• **SHORT EXERCISE**: Transcribe all of the records precisely as they are presented.

Extracted data entries
<<<<

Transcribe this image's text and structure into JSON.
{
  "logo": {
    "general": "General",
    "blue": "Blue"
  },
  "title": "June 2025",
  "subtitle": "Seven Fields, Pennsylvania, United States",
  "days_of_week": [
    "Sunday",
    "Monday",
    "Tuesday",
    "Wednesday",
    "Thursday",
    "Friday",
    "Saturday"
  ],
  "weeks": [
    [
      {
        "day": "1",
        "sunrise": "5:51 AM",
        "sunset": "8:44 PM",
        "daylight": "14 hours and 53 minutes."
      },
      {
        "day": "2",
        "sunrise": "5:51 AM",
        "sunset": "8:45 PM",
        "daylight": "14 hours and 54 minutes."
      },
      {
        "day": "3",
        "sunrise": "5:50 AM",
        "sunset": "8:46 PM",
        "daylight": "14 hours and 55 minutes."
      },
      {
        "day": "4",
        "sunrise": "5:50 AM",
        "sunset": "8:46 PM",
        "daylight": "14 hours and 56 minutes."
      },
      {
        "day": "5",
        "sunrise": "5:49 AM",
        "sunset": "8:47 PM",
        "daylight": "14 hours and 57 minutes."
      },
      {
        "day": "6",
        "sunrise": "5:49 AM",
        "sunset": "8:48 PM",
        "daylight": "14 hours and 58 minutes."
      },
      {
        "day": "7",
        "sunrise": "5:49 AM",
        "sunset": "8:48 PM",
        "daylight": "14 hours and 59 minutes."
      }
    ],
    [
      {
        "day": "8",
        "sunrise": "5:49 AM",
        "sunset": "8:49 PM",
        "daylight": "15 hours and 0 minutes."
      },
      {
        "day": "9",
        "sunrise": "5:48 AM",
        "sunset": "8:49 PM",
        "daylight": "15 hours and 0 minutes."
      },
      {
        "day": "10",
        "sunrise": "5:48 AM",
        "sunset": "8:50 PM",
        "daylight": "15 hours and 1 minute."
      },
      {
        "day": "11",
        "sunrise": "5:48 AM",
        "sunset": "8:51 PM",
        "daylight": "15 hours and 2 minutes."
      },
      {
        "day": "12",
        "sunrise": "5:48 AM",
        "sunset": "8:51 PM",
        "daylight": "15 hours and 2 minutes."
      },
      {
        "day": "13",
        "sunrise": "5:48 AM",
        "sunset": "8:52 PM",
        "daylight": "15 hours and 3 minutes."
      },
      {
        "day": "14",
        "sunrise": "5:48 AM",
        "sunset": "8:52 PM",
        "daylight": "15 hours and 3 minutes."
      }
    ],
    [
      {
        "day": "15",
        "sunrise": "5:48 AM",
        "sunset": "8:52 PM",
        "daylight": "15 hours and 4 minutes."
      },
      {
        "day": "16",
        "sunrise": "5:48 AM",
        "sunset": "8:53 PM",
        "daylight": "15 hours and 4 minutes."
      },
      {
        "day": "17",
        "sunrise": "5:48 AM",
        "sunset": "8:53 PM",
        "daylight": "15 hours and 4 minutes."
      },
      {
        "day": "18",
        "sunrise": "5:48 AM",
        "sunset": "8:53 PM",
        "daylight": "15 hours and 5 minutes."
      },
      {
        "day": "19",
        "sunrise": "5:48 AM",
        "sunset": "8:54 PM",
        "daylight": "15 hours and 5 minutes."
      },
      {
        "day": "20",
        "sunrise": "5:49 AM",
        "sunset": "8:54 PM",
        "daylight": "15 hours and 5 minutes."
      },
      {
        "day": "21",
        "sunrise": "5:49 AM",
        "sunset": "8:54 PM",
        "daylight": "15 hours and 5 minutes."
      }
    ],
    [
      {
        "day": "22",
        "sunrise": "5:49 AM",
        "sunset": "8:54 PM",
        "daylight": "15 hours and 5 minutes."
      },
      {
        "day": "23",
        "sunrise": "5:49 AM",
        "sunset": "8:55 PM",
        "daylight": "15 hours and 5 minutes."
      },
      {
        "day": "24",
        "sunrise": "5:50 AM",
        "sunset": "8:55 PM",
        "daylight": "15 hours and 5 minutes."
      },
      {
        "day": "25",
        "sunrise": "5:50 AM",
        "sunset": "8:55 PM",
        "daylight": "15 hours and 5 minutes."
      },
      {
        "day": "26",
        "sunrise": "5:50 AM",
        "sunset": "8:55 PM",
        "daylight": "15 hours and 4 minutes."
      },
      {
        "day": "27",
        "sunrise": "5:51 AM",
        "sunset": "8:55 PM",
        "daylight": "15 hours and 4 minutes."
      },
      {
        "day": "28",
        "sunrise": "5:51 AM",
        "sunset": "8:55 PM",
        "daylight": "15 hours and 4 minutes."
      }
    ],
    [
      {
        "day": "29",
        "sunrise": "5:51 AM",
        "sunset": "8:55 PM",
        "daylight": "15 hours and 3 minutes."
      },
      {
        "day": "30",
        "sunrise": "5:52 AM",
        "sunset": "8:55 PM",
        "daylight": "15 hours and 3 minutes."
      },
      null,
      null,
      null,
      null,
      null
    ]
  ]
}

>>>>

• **THE OUTPUT**:
Transcribe this image's text and structure into JSON.
{
  "logo": {
    "general": "General",
    "blue": "Blue"
  },
  "title": "June 2025",
  "subtitle": "Seven Fields, Pennsylvania, United States",
  "days_of_week": [
    "Sunday",
    "Monday",
    "Tuesday",
    "Wednesday",
    "Thursday",
    "Friday",
    "Saturday"
  ],
  "weeks": [
    [
      {
        "day": "1",
        "sunrise": "5:51 AM",
        "sunset": "8:44 PM",
        "daylight": "14 hours and 53 minutes."
      },
      {
        "day": "2",
        "sunrise": "5:51 AM",
        "sunset": "8:45 PM",
        "daylight": "14 hours and 54 minutes."
      },
      {
        "day": "3",
        "sunrise": "5:50 AM",
        "sunset": "8:46 PM",
        "daylight": "14 hours and 55 minutes."
      },
      {
        "day": "4",
        "sunrise": "5:50 AM",
        "sunset": "8:46 PM",
        "daylight": "14 hours and 56 minutes."
      },
      {
        "day": "5",
        "sunrise": "5:49 AM",
        "sunset": "8:47 PM",
        "daylight": "14 hours and 57 minutes."
      },
      {
        "day": "6",
        "sunrise": "5:49 AM",
        "sunset": "8:48 PM",
        "daylight": "14 hours and 58 minutes."
      },
      {
        "day": "7",
        "sunrise": "5:49 AM",
        "sunset": "8:48 PM",
        "daylight": "14 hours and 59 minutes."
      }
    ],
    [
      {
        "day": "8",
        "sunrise": "5:49 AM",
        "sunset": "8:49 PM",
        "daylight": "15 hours and 0 minutes."
      },
      {
        "day": "9",
        "sunrise": "5:48 AM",
        "sunset": "8:49 PM",
        "daylight": "15 hours and 0 minutes."
      },
      {
        "day": "10",
        "sunrise": "5:48 AM",
        "sunset": "8:50 PM",
        "daylight": "15 hours and 1 minute."
      },
      {
        "day": "11",
        "sunrise": "5:48 AM",
        "sunset": "8:51 PM",
        "daylight": "15 hours and 2 minutes."
      },
      {
        "day": "12",
        "sunrise": "5:48 AM",
        "sunset": "8:51 PM",
        "daylight": "15 hours and 2 minutes."
      },
      {
        "day": "13",
        "sunrise": "5:48 AM",
        "sunset": "8:52 PM",
        "daylight": "15 hours and 3 minutes."
      },
      {
        "day": "14",
        "sunrise": "5:48 AM",
        "sunset": "8:52 PM",
        "daylight": "15 hours and 3 minutes."
      }
    ],
    [
      {
        "day": "15",
        "sunrise": "5:48 AM",
        "sunset": "8:52 PM",
        "daylight": "15 hours and 4 minutes."
      },
      {
        "day": "16",
        "sunrise": "5:48 AM",
        "sunset": "8:53 PM",
        "daylight": "15 hours and 4 minutes."
      },
      {
        "day": "17",
        "sunrise": "5:48 AM",
        "sunset": "8:53 PM",
        "daylight": "15 hours and 4 minutes."
      },
      {
        "day": "18",
        "sunrise": "5:48 AM",
        "sunset": "8:53 PM",
        "daylight": "15 hours and 5 minutes."
      },
      {
        "day": "19",
        "sunrise": "5:48 AM",
        "sunset": "8:54 PM",
        "daylight": "15 hours and 5 minutes."
      },
      {
        "day": "20",
        "sunrise": "5:49 AM",
        "sunset": "8:54 PM",
        "daylight": "15 hours and 5 minutes."
      },
      {
        "day": "21",
        "sunrise": "5:49 AM",
        "sunset": "8:54 PM",
        "daylight": "15 hours and 5 minutes."
      }
    ],
    [
      {
        "day": "22",
        "sunrise": "5:49 AM",
        "sunset": "8:54 PM",
        "daylight": "15 hours and 5 minutes."
      },
      {
        "day": "23",
        "sunrise": "5:49 AM",
        "sunset": "8:55 PM",
        "daylight": "15 hours and 5 minutes."
      },
      {
        "day": "24",
        "sunrise": "5:50 AM",
        "sunset": "8:55 PM",
        "daylight": "15 hours and 5 minutes."
      },
      {
        "day": "25",
        "sunrise": "5:50 AM",
        "sunset": "8:55 PM",
        "daylight": "15 hours and 5 minutes."
      },
      {
        "day": "26",
        "sunrise": "5:50 AM",
        "sunset": "8:55 PM",
        "daylight": "15 hours and 4 minutes."
      },
      {
        "day": "27",
        "sunrise": "5:51 AM",
        "sunset": "8:55 PM",
        "daylight": "15 hours and 4 minutes."
      },
      {
        "day": "28",
        "sunrise": "5:51 AM",
        "sunset": "8:55 PM",
        "daylight": "15 hours and 4 minutes."
      }
    ],
    [
      {
        "day": "29",
        "sunrise": "5:51 AM",
        "sunset": "8:55 PM",
        "daylight": "15 hours and 3 minutes."
      },
      {
        "day": "30",
        "sunrise": "5:52 AM",
        "sunset": "8:55 PM",
        "daylight": "15 hours and 3 minutes."
      },
      null,
      null,
      null,
      null,
      null
    ]
  ]
}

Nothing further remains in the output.